- _Problem requirements_
Copy all the entries below exactly, but not the pictures.

- _Given records_
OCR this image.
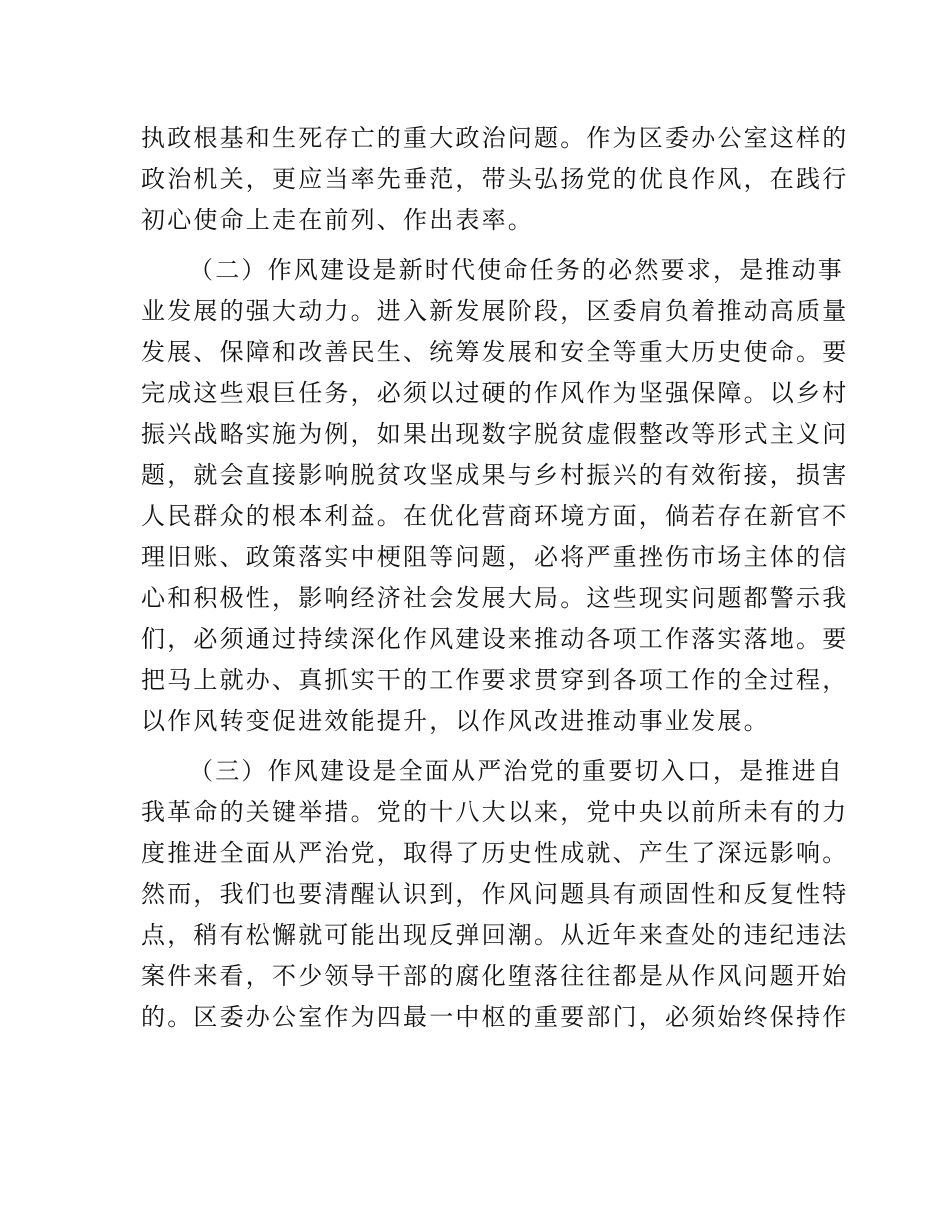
执政根基和生死存亡的重大政治问题。作为区委办公室这样的
政治机关，更应当率先垂范，带头弘扬党的优良作风，在践行
初心使命上走在前列、作出表率。
（二）作风建设是新时代使命任务的必然要求，是推动事
业发展的强大动力。进入新发展阶段，区委肩负着推动高质量
发展、保障和改善民生、统筹发展和安全等重大历史使命。要
完成这些艰巨任务，必须以过硬的作风作为坚强保障。以乡村
振兴战略实施为例，如果出现数字脱贫虚假整改等形式主义问
题，就会直接影响脱贫攻坚成果与乡村振兴的有效衔接，损害
人民群众的根本利益。在优化营商环境方面，倘若存在新官不
理旧账、政策落实中梗阻等问题，必将严重挫伤市场主体的信
心和积极性，影响经济社会发展大局。这些现实问题都警示我
们，必须通过持续深化作风建设来推动各项工作落实落地。要
把马上就办、真抓实干的工作要求贯穿到各项工作的全过程，
以作风转变促进效能提升，以作风改进推动事业发展。
（三）作风建设是全面从严治党的重要切入口，是推进自
我革命的关键举措。党的十八大以来，党中央以前所未有的力
度推进全面从严治党，取得了历史性成就、产生了深远影响。
然而，我们也要清醒认识到，作风问题具有顽固性和反复性特
点，稍有松懈就可能出现反弹回潮。从近年来查处的违纪违法
案件来看，不少领导干部的腐化堕落往往都是从作风问题开始
的。区委办公室作为四最一中枢的重要部门，必须始终保持作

- _Exercise output_
OCR this image.
执政根基和生死存亡的重大政治问题。作为区委办公室这样的
政治机关，更应当率先垂范，带头弘扬党的优良作风，在践行
初心使命上走在前列、作出表率。
（二）作风建设是新时代使命任务的必然要求，是推动事
业发展的强大动力。进入新发展阶段，区委肩负着推动高质量
发展、保障和改善民生、统筹发展和安全等重大历史使命。要
完成这些艰巨任务，必须以过硬的作风作为坚强保障。以乡村
振兴战略实施为例，如果出现数字脱贫虚假整改等形式主义问
题，就会直接影响脱贫攻坚成果与乡村振兴的有效衔接，损害
人民群众的根本利益。在优化营商环境方面，倘若存在新官不
理旧账、政策落实中梗阻等问题，必将严重挫伤市场主体的信
心和积极性，影响经济社会发展大局。这些现实问题都警示我
们，必须通过持续深化作风建设来推动各项工作落实落地。要
把马上就办、真抓实干的工作要求贯穿到各项工作的全过程，
以作风转变促进效能提升，以作风改进推动事业发展。
（三）作风建设是全面从严治党的重要切入口，是推进自
我革命的关键举措。党的十八大以来，党中央以前所未有的力
度推进全面从严治党，取得了历史性成就、产生了深远影响。
然而，我们也要清醒认识到，作风问题具有顽固性和反复性特
点，稍有松懈就可能出现反弹回潮。从近年来查处的违纪违法
案件来看，不少领导干部的腐化堕落往往都是从作风问题开始
的。区委办公室作为四最一中枢的重要部门，必须始终保持作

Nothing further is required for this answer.